## Instructions for the task
Copy out every line exactly, passing over the pictures.

## Data supplied

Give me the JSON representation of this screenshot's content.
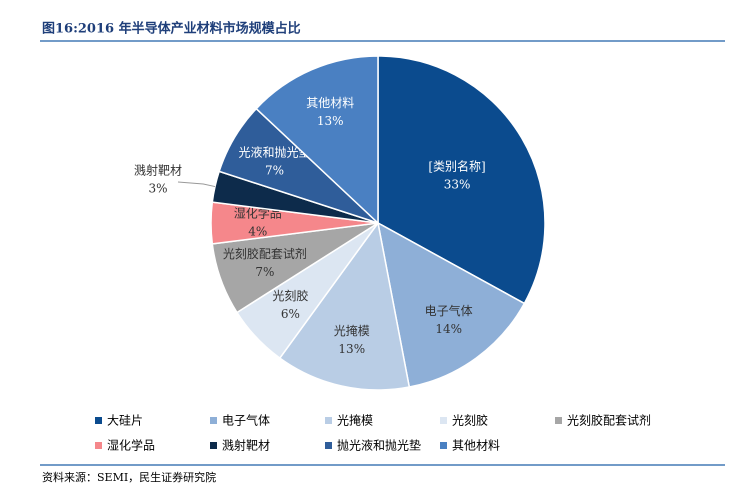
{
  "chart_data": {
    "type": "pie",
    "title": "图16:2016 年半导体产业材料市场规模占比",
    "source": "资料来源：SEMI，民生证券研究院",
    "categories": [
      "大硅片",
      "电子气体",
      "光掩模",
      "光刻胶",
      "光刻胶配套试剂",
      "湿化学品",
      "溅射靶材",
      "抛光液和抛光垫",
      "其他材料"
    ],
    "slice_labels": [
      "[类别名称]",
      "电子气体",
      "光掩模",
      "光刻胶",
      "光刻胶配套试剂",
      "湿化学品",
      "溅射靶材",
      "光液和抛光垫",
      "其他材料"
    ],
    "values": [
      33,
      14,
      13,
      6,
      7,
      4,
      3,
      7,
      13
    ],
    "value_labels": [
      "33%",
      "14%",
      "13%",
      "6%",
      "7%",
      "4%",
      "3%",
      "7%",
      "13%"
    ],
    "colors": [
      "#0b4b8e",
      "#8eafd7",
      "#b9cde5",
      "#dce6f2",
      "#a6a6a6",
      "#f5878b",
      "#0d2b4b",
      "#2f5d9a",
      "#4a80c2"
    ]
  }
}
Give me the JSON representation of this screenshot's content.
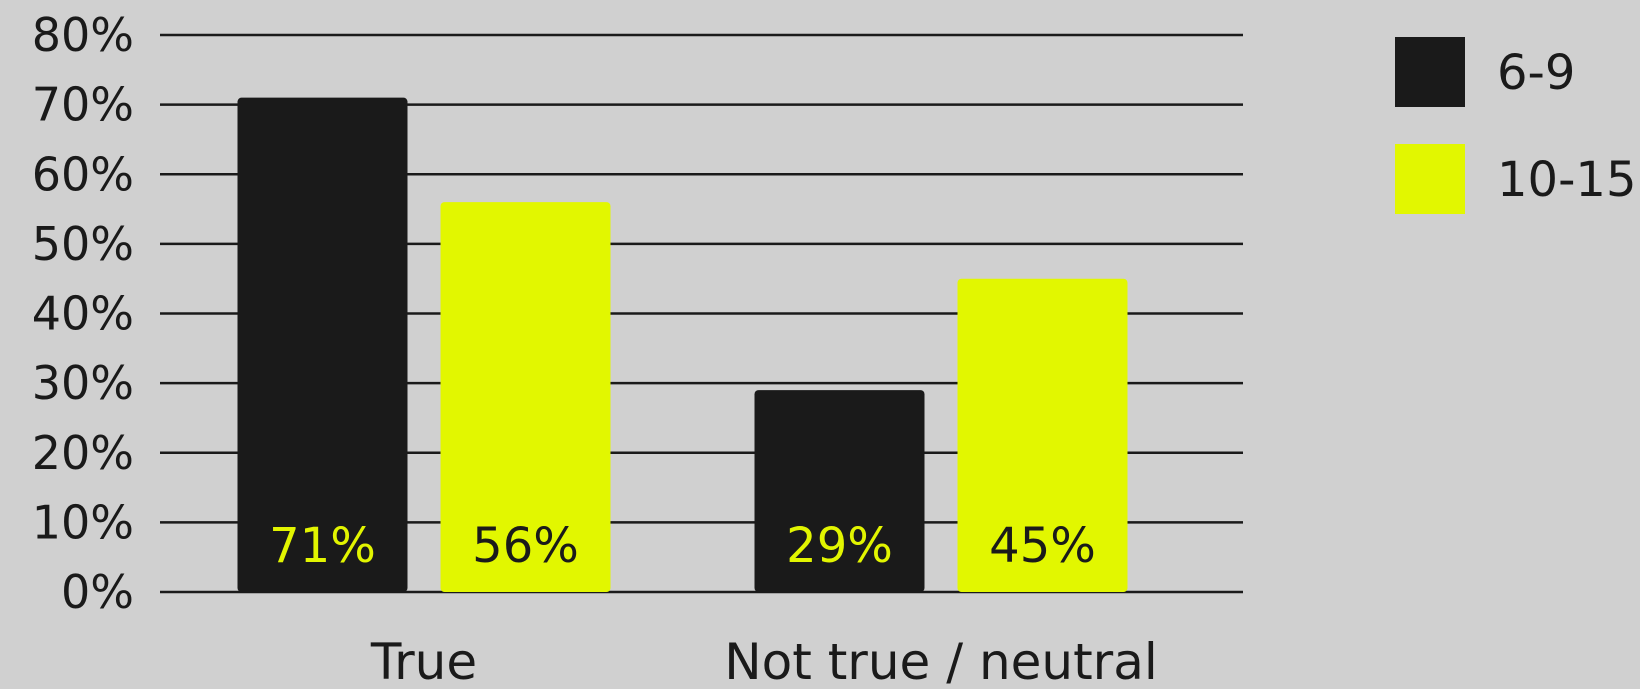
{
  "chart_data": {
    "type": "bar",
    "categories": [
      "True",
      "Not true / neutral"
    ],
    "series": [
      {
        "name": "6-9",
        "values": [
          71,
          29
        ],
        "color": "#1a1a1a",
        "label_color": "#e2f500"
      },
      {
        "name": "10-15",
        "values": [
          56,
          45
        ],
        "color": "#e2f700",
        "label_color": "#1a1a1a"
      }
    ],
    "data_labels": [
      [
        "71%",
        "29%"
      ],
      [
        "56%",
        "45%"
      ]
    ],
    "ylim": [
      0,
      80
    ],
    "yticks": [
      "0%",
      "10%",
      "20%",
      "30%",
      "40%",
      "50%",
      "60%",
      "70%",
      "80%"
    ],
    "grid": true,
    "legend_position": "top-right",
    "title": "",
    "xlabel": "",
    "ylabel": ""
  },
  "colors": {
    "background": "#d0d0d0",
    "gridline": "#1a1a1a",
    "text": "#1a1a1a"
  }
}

## Complete output
Give me the JSON representation of this screenshot's content.
{
  "chart_data": {
    "type": "pie",
    "title": "图16:2016 年半导体产业材料市场规模占比",
    "source": "资料来源：SEMI，民生证券研究院",
    "categories": [
      "大硅片",
      "电子气体",
      "光掩模",
      "光刻胶",
      "光刻胶配套试剂",
      "湿化学品",
      "溅射靶材",
      "抛光液和抛光垫",
      "其他材料"
    ],
    "slice_labels": [
      "[类别名称]",
      "电子气体",
      "光掩模",
      "光刻胶",
      "光刻胶配套试剂",
      "湿化学品",
      "溅射靶材",
      "光液和抛光垫",
      "其他材料"
    ],
    "values": [
      33,
      14,
      13,
      6,
      7,
      4,
      3,
      7,
      13
    ],
    "value_labels": [
      "33%",
      "14%",
      "13%",
      "6%",
      "7%",
      "4%",
      "3%",
      "7%",
      "13%"
    ],
    "colors": [
      "#0b4b8e",
      "#8eafd7",
      "#b9cde5",
      "#dce6f2",
      "#a6a6a6",
      "#f5878b",
      "#0d2b4b",
      "#2f5d9a",
      "#4a80c2"
    ]
  }
}
Give me the JSON representation of this screenshot's content.
{
  "chart_data": {
    "type": "bar",
    "categories": [
      "True",
      "Not true / neutral"
    ],
    "series": [
      {
        "name": "6-9",
        "values": [
          71,
          29
        ],
        "color": "#1a1a1a",
        "label_color": "#e2f500"
      },
      {
        "name": "10-15",
        "values": [
          56,
          45
        ],
        "color": "#e2f700",
        "label_color": "#1a1a1a"
      }
    ],
    "data_labels": [
      [
        "71%",
        "29%"
      ],
      [
        "56%",
        "45%"
      ]
    ],
    "ylim": [
      0,
      80
    ],
    "yticks": [
      "0%",
      "10%",
      "20%",
      "30%",
      "40%",
      "50%",
      "60%",
      "70%",
      "80%"
    ],
    "grid": true,
    "legend_position": "top-right",
    "title": "",
    "xlabel": "",
    "ylabel": ""
  },
  "colors": {
    "background": "#d0d0d0",
    "gridline": "#1a1a1a",
    "text": "#1a1a1a"
  }
}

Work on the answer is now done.